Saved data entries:
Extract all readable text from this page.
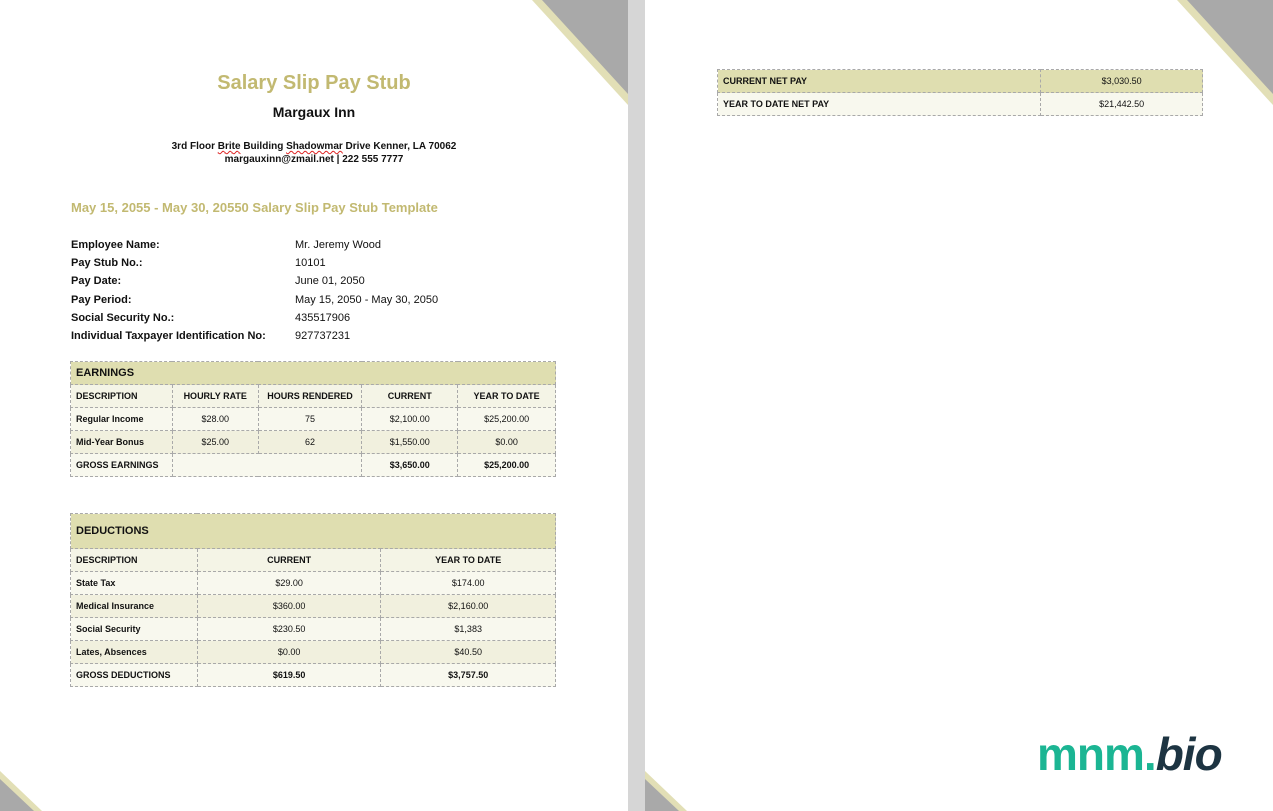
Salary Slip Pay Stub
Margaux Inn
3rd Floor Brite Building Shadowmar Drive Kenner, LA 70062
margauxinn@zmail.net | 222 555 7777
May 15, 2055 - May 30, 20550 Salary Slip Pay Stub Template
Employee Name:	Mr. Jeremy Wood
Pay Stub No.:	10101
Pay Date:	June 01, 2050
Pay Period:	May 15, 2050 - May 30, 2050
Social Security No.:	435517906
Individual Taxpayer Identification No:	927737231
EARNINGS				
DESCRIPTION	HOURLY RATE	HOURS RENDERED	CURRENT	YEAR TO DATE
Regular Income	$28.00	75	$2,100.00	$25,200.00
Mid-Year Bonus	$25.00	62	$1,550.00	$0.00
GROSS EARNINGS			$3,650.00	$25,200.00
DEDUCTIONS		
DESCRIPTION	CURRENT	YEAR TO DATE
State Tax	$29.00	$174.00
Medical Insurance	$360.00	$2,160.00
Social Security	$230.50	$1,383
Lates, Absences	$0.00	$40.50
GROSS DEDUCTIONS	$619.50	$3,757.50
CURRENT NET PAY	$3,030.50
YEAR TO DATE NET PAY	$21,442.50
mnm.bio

...

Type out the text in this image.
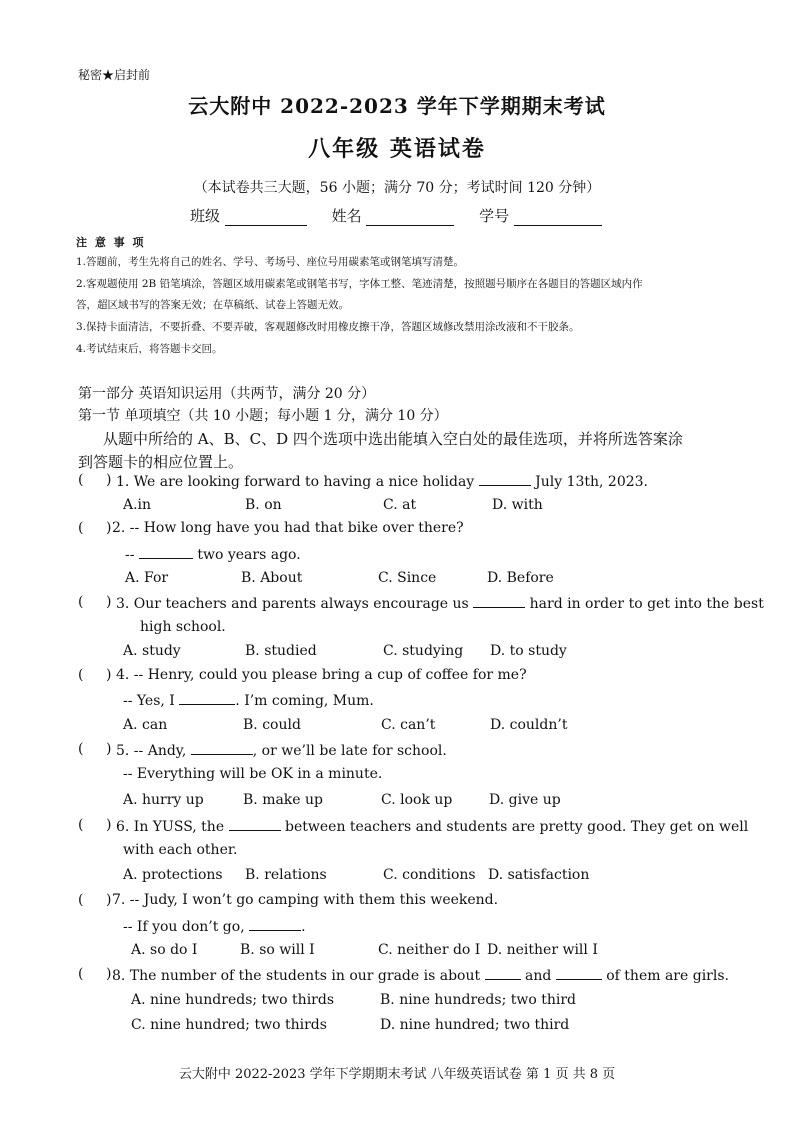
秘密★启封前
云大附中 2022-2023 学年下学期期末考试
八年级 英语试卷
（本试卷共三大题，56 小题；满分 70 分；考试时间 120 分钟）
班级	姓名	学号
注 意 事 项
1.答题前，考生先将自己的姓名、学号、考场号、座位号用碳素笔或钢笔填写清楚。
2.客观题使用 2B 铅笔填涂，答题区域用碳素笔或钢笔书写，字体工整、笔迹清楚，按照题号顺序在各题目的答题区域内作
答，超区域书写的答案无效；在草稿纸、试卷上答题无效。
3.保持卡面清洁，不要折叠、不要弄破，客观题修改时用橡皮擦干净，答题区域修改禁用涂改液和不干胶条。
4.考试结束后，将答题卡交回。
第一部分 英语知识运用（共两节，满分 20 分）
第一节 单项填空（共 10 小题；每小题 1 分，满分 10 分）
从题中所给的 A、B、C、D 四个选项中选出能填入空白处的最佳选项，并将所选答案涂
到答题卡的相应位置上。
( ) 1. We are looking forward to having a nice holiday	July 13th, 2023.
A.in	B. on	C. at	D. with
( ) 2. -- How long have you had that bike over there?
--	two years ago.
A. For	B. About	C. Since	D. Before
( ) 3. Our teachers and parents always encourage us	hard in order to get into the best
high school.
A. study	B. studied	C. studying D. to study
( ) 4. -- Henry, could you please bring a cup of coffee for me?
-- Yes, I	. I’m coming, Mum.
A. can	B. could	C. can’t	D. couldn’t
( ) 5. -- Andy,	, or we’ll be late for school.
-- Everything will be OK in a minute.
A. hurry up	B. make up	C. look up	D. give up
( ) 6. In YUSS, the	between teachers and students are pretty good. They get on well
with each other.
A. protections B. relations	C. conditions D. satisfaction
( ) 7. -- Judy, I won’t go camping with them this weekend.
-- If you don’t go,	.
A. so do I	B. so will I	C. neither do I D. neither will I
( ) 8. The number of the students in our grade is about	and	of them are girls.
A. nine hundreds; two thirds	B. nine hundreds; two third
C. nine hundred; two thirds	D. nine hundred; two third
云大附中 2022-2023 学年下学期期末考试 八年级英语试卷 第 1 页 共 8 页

...

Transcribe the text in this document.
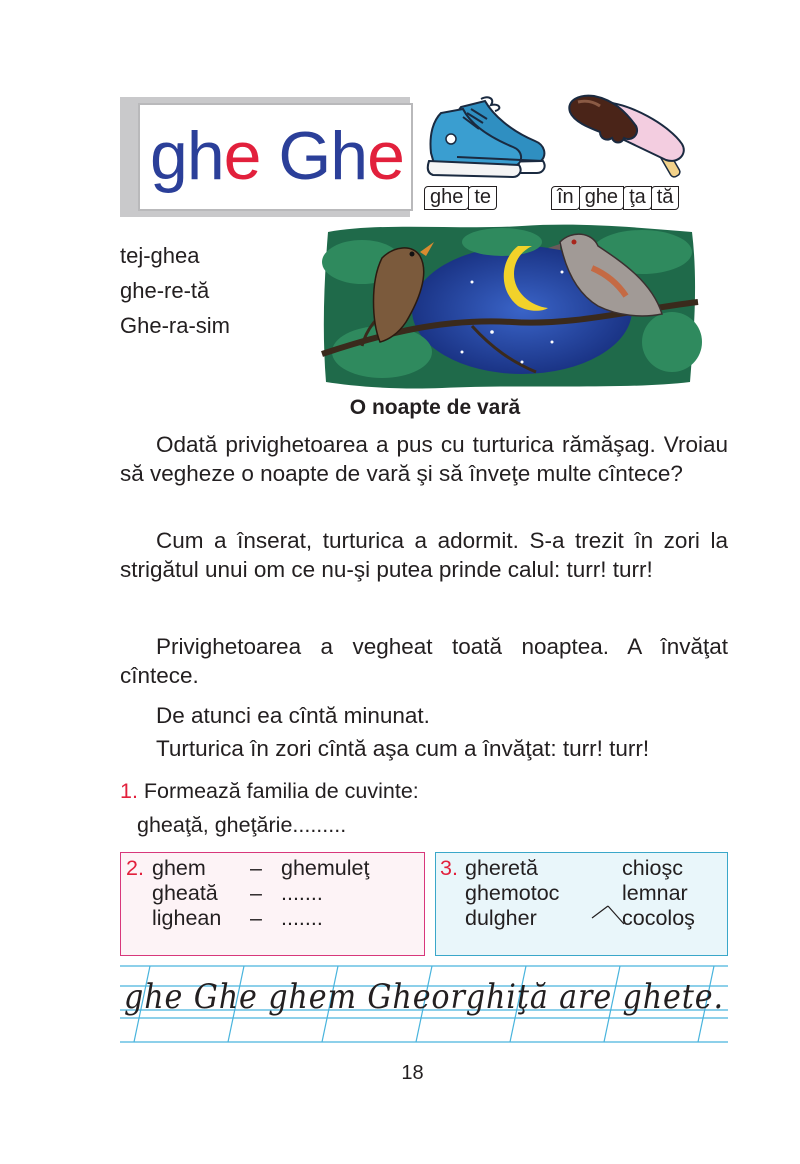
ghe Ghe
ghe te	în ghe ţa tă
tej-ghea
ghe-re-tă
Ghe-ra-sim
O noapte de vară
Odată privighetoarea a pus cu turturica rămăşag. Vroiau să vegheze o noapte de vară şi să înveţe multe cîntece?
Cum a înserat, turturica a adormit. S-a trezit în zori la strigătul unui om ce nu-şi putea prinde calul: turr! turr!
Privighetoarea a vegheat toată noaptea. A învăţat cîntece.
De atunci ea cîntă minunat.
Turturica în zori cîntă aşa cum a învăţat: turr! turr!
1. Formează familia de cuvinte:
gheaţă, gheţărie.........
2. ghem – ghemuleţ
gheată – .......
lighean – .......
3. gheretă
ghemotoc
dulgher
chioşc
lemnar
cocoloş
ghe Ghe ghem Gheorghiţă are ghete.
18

[What is expected] Find the word "Salary" in the entries, and copy every line it shows up in.

[Answer to the task]
Salary Slip Pay Stub
May 15, 2055 - May 30, 20550 Salary Slip Pay Stub Template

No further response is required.